=== TEXT TO READ ===
— START —

Each of the inevitable discovery cases cited by the majority opinion is similar in at least one (1) respect — they all involve appellate review of a trial court’s determination that evidence was admissible under the inevitable discovery exception.2 In addition, I observe that in the only reported Kentucky case addressing the inevitable discovery exception, Commonwealth v. Elliott,3 the Court of Appeals affirmed a trial court’s determination “that the prosecution could not prove by a preponderance of the evidence that the drugs seized would have been ultimately discovered by lawful means.”4 The reason for the procedural similarity across the board is that an inevitable discovery determination is a mixed question of fact and law,5 and trial courts are responsible for rendering findings of fact after evaluating evidence and witness credibility.6 Although appellate courts review de novo trial courts’ determinations that illegally-obtained evidence is admissible under the inevitable discovery exception,7 the initial determination must be made by the trial court.

— END —

=== EXERCISE GOAL ===
List every footnote reference number in the passage on the inevitable discovery exception, along with the word each one is attached to. The data that comes next has no connection to the passage on the inevitable discovery exception.

=== RECORDS PROVIDED ===
— START —

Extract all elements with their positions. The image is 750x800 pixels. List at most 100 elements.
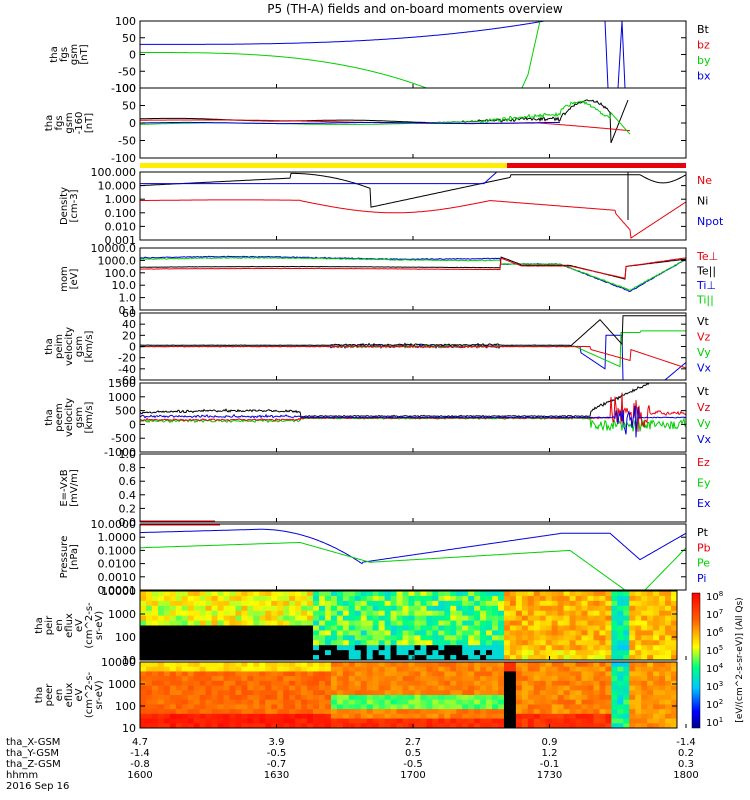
footer-value: 1600 [127, 770, 152, 781]
spectrogram-cell [575, 645, 583, 651]
spectrogram-cell [432, 615, 439, 622]
spectrogram-cell [569, 640, 577, 646]
spectrogram-cell [259, 610, 266, 617]
spectrogram-cell [515, 685, 523, 691]
spectrogram-cell [450, 676, 457, 682]
spectrogram-cell [390, 709, 398, 715]
spectrogram-cell [665, 666, 672, 673]
spectrogram-cell [342, 718, 350, 724]
spectrogram-cell [205, 655, 213, 660]
spectrogram-cell [492, 600, 499, 607]
spectrogram-cell [211, 591, 219, 597]
spectrogram-cell [408, 723, 416, 728]
spectrogram-cell [635, 610, 642, 617]
spectrogram-cell [223, 615, 231, 622]
spectrogram-cell [235, 713, 243, 720]
spectrogram-cell [515, 695, 523, 701]
spectrogram-cell [581, 713, 589, 720]
spectrogram-cell [587, 620, 595, 627]
spectrogram-cell [336, 595, 344, 602]
spectrogram-cell [587, 666, 595, 673]
spectrogram-cell [563, 610, 571, 617]
spectrogram-cell [551, 630, 559, 636]
spectrogram-cell [432, 625, 439, 632]
spectrogram-cell [324, 685, 332, 691]
spectrogram-cell [157, 718, 165, 724]
spectrogram-cell [295, 640, 302, 646]
spectrogram-cell [289, 695, 296, 701]
spectrogram-cell [575, 718, 583, 724]
spectrogram-cell [289, 630, 296, 636]
spectrogram-cell [157, 650, 165, 656]
spectrogram-cell [354, 620, 362, 627]
spectrogram-cell [235, 699, 243, 706]
spectrogram-cell [653, 620, 660, 627]
spectrogram-cell [199, 591, 207, 597]
spectrogram-cell [301, 685, 308, 691]
spectrogram-cell [289, 680, 296, 687]
spectrogram-cell [307, 591, 314, 597]
spectrogram-cell [629, 591, 636, 597]
spectrogram-cell [492, 666, 499, 673]
spectrogram-cell [629, 640, 636, 646]
spectrogram-cell [432, 713, 439, 720]
spectrogram-cell [450, 600, 457, 607]
spectrogram-cell [366, 640, 374, 646]
spectrogram-cell [348, 680, 356, 687]
spectrogram-cell [623, 625, 630, 632]
spectrogram-cell [205, 620, 213, 627]
spectrogram-cell [515, 713, 523, 720]
spectrogram-cell [295, 630, 302, 636]
spectrogram-cell [545, 640, 553, 646]
spectrogram-cell [151, 595, 159, 602]
spectrogram-cell [444, 662, 451, 668]
spectrogram-cell [283, 591, 290, 597]
spectrogram-cell [181, 685, 189, 691]
spectrogram-cell [665, 718, 672, 724]
spectrogram-cell [521, 723, 529, 728]
spectrogram-cell [241, 645, 248, 651]
spectrogram-cell [521, 610, 529, 617]
spectrogram-cell [557, 645, 565, 651]
spectrogram-cell [521, 662, 529, 668]
spectrogram-cell [187, 662, 195, 668]
spectrogram-cell [503, 635, 511, 641]
spectrogram-cell [414, 666, 422, 673]
spectrogram-cell [647, 645, 654, 651]
spectrogram-cell [342, 591, 350, 597]
spectrogram-cell [140, 655, 147, 660]
spectrogram-cell [474, 600, 481, 607]
spectrogram-cell [545, 595, 553, 602]
spectrogram-cell [145, 671, 153, 677]
legend-pressure-3: Pi [697, 572, 706, 585]
spectrogram-cell [486, 630, 493, 636]
spectrogram-cell [551, 591, 559, 597]
spectrogram-cell [199, 625, 207, 632]
spectrogram-cell [659, 610, 666, 617]
plot-area-density [140, 172, 686, 239]
spectrogram-cell [551, 620, 559, 627]
spectrogram-cell [450, 713, 457, 720]
spectrogram-cell [175, 635, 183, 641]
spectrogram-cell [533, 600, 541, 607]
spectrogram-cell [426, 650, 433, 656]
spectrogram-cell [462, 625, 469, 632]
spectrogram-cell [217, 630, 225, 636]
spectrogram-cell [402, 650, 410, 656]
spectrogram-cell [211, 610, 219, 617]
spectrogram-cell [217, 723, 225, 728]
spectrogram-cell [521, 635, 529, 641]
spectrogram-cell [145, 635, 153, 641]
spectrogram-cell [653, 630, 660, 636]
legend-temp-1: Te|| [696, 264, 716, 277]
spectrogram-cell [247, 610, 254, 617]
spectrogram-cell [336, 610, 344, 617]
spectrogram-cell [140, 713, 147, 720]
spectrogram-cell [223, 666, 231, 673]
spectrogram-cell [611, 662, 618, 668]
spectrogram-cell [671, 630, 677, 636]
spectrogram-cell [503, 615, 511, 622]
spectrogram-cell [438, 676, 445, 682]
spectrogram-cell [283, 635, 290, 641]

— END —

=== SOLUTION TO THIS TASK ===
- 2, after "exception"
- 3, after "Elliott"
- 4, after "means"
- 5, after "law"
- 6, after "credibility"
- 7, after "exception"